[Collected data entries]
========

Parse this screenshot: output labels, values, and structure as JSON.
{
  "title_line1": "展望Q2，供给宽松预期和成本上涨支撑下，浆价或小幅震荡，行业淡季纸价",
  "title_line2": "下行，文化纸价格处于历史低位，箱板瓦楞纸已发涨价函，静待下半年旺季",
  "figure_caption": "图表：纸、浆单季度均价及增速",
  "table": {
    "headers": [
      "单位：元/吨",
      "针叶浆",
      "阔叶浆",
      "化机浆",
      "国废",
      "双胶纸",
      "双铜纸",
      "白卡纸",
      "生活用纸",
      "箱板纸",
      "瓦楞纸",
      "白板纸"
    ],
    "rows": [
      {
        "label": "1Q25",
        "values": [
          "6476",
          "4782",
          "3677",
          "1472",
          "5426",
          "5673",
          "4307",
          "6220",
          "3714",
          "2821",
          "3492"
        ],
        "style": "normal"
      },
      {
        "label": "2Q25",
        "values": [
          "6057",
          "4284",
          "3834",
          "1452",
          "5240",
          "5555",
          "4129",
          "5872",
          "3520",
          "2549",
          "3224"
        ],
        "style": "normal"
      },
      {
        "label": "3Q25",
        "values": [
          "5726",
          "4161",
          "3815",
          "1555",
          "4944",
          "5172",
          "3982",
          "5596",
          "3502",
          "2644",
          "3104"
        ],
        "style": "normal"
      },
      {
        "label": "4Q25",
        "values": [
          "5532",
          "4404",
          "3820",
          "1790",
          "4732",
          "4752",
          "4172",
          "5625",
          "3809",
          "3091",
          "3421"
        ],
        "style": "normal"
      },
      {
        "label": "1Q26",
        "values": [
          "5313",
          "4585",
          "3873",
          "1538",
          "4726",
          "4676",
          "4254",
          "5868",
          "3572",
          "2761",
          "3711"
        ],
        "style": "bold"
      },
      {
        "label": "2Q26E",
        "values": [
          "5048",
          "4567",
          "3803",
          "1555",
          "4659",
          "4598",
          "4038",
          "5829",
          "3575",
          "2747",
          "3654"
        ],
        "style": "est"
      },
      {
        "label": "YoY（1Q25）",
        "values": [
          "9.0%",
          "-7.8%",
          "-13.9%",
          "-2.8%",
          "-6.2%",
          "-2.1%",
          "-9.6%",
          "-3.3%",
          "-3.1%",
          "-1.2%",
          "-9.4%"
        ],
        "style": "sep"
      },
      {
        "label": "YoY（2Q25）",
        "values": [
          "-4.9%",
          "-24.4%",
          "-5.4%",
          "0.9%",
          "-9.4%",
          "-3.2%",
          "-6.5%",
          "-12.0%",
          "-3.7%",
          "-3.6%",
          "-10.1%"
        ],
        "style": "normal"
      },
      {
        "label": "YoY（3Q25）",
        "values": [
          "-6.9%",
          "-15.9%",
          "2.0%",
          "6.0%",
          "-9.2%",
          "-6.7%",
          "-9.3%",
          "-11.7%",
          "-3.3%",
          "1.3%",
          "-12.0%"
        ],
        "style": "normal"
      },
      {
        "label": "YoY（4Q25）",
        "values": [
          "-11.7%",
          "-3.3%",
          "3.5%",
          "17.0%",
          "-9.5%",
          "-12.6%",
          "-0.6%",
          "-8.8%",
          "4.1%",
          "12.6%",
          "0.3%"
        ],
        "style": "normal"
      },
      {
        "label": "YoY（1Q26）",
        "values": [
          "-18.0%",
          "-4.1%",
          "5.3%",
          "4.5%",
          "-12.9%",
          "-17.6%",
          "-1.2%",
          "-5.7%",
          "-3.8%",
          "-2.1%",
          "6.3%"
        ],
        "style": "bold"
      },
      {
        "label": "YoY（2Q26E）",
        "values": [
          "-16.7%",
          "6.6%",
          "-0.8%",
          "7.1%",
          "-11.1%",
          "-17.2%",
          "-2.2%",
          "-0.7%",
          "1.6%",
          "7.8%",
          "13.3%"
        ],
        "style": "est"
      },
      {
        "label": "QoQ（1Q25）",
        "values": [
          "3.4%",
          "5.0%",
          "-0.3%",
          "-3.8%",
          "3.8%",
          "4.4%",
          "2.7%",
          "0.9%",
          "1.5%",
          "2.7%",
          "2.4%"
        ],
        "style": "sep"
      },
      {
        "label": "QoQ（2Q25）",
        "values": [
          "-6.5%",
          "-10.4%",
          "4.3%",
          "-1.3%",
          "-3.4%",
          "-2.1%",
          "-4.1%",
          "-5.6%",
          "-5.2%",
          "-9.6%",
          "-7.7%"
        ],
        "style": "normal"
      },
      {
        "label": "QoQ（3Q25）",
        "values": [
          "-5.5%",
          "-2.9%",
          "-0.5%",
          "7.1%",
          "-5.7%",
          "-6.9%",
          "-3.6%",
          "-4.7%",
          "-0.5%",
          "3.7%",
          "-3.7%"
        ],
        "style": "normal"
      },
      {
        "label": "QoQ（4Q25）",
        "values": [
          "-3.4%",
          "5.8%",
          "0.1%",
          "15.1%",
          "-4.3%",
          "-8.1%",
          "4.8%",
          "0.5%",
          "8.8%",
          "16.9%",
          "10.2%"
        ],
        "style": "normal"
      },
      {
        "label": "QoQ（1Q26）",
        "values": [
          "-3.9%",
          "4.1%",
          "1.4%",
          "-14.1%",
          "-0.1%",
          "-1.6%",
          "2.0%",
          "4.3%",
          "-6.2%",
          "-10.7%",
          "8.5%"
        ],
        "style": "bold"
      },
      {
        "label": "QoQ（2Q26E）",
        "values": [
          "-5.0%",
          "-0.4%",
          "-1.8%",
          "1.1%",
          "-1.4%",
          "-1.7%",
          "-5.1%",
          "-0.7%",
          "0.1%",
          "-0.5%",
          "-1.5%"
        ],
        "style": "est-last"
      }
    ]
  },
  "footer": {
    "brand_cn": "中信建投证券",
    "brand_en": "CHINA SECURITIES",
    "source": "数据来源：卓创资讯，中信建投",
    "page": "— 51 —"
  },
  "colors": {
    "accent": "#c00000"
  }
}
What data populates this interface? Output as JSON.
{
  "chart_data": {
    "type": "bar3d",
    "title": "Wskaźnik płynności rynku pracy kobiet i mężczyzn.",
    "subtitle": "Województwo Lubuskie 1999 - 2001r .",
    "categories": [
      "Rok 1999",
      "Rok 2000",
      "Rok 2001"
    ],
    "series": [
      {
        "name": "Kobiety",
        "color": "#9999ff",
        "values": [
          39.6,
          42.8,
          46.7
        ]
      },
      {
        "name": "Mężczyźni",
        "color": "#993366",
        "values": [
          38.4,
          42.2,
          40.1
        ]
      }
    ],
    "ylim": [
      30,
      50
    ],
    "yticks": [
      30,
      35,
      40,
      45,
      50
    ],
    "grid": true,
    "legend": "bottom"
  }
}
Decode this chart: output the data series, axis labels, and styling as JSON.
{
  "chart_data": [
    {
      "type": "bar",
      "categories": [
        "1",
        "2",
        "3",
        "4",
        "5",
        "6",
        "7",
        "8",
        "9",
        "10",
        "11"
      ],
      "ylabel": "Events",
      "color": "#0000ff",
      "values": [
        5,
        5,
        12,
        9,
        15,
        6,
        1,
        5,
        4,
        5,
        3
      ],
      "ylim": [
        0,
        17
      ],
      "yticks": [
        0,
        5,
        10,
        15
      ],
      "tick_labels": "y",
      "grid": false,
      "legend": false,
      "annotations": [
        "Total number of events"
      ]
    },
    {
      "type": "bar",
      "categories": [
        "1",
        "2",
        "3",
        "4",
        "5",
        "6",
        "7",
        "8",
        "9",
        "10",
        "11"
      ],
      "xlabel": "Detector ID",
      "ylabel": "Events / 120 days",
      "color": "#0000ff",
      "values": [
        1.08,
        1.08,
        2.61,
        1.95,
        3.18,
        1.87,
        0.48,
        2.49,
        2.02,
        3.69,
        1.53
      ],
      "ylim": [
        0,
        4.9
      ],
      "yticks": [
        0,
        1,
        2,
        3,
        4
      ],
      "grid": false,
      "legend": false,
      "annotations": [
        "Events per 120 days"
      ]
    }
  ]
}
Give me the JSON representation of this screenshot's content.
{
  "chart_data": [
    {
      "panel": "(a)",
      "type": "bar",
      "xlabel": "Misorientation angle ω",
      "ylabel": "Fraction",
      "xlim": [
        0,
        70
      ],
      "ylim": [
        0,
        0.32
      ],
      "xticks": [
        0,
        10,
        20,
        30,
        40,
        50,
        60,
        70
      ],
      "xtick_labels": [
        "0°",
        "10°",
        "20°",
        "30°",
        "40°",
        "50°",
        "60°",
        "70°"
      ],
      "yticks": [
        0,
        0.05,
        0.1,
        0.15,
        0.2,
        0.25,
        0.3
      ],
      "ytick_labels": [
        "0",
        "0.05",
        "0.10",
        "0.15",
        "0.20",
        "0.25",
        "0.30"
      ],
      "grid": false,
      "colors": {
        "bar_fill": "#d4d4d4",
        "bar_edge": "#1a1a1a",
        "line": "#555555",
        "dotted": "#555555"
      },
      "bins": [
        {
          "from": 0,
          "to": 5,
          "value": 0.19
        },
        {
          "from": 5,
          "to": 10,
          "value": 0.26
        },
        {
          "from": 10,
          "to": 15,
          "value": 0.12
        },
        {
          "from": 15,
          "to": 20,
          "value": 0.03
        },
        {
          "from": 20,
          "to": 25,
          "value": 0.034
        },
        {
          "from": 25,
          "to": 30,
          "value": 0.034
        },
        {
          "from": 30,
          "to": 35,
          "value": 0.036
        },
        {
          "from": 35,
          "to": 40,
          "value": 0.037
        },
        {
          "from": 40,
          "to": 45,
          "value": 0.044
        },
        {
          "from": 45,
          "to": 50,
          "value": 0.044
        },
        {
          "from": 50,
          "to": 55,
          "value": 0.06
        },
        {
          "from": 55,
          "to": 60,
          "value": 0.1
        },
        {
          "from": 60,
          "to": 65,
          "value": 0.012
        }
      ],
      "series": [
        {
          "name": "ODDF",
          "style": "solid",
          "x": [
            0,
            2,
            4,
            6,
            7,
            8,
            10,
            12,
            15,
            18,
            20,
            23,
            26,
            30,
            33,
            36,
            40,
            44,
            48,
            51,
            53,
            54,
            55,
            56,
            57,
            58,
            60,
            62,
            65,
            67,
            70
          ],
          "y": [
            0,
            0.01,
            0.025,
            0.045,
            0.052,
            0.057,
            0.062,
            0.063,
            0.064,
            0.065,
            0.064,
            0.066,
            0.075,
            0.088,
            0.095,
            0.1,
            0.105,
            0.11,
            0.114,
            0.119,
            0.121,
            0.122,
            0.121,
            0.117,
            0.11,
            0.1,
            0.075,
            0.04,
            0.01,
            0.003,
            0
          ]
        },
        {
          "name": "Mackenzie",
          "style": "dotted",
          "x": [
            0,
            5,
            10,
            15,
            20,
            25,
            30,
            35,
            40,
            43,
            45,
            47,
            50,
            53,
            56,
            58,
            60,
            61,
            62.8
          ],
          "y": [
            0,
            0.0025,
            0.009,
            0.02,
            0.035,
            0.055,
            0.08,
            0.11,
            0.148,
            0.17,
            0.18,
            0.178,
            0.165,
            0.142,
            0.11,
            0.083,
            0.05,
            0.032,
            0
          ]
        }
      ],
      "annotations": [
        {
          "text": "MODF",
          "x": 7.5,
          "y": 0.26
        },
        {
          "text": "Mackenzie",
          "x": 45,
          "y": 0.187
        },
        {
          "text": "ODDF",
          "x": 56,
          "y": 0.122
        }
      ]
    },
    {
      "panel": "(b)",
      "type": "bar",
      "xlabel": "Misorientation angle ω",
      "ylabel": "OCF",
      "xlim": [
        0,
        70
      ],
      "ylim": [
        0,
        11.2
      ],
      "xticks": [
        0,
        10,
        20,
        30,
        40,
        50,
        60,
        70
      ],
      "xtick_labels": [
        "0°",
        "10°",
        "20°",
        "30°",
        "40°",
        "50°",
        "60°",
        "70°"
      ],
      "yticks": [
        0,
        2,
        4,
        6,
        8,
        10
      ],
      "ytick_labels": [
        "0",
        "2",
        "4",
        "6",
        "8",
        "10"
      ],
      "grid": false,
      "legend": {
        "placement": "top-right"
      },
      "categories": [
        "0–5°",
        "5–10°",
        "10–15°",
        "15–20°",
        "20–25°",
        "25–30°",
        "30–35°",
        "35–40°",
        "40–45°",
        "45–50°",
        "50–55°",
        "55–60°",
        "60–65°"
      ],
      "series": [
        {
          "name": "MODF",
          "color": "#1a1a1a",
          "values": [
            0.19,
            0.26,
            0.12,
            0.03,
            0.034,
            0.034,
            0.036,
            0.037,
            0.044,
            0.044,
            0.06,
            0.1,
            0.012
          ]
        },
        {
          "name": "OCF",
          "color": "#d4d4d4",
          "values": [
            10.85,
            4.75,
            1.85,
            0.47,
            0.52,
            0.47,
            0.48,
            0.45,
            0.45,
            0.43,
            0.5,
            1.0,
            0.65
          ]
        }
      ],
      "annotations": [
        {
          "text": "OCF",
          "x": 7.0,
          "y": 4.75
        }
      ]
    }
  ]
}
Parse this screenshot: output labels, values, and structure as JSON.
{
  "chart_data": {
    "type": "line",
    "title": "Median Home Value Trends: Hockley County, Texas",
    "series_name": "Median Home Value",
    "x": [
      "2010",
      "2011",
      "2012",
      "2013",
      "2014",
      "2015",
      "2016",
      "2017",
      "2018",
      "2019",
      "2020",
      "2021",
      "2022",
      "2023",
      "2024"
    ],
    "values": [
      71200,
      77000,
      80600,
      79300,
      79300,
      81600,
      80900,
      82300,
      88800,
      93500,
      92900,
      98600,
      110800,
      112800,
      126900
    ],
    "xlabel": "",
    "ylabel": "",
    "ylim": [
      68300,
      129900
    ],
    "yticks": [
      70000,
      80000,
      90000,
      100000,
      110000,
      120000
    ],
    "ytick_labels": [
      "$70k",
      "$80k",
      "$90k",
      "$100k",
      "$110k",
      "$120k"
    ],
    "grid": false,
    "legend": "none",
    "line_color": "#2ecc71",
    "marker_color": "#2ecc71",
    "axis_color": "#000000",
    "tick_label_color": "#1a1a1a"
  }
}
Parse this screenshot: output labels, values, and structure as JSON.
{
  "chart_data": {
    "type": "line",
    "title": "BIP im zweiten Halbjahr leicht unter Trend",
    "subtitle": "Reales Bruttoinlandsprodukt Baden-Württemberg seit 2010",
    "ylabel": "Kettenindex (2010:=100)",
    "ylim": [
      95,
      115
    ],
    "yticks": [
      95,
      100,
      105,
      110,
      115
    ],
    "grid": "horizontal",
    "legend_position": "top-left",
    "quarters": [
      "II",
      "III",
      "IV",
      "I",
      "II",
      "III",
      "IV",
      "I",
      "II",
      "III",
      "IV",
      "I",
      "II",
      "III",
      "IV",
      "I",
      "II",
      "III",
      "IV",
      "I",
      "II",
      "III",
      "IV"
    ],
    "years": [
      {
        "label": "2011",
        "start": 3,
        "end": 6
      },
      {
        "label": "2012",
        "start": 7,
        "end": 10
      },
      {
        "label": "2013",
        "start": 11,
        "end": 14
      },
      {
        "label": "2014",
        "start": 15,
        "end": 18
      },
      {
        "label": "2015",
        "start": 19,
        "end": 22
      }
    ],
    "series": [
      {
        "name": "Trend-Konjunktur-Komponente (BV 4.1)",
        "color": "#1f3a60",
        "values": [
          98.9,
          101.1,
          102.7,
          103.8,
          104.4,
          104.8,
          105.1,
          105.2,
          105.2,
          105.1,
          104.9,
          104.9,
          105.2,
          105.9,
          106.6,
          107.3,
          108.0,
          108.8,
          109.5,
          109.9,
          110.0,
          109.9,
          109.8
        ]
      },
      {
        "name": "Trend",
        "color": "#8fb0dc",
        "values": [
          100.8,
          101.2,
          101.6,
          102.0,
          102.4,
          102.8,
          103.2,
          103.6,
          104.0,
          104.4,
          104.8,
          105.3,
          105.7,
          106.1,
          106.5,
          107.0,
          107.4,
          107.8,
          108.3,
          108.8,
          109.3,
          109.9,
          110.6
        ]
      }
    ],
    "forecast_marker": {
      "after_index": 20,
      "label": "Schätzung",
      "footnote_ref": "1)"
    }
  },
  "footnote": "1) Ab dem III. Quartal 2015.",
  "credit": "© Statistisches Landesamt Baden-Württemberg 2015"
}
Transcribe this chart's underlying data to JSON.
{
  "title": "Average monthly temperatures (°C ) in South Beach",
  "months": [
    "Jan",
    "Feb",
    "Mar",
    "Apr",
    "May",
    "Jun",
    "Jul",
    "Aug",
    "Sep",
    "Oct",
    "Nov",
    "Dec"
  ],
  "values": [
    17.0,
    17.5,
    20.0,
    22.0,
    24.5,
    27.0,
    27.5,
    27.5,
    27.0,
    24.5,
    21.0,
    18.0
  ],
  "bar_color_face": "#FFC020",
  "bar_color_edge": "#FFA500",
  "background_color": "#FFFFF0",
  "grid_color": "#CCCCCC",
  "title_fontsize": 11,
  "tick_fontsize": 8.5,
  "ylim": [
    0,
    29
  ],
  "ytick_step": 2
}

========

> **To do**
Filter the listing for the word "xlabel" and copy every line that holds it.

> **Result of this task**
      "xlabel": "Detector ID",
      "xlabel": "Misorientation angle ω",
      "xlabel": "Misorientation angle ω",
    "xlabel": "",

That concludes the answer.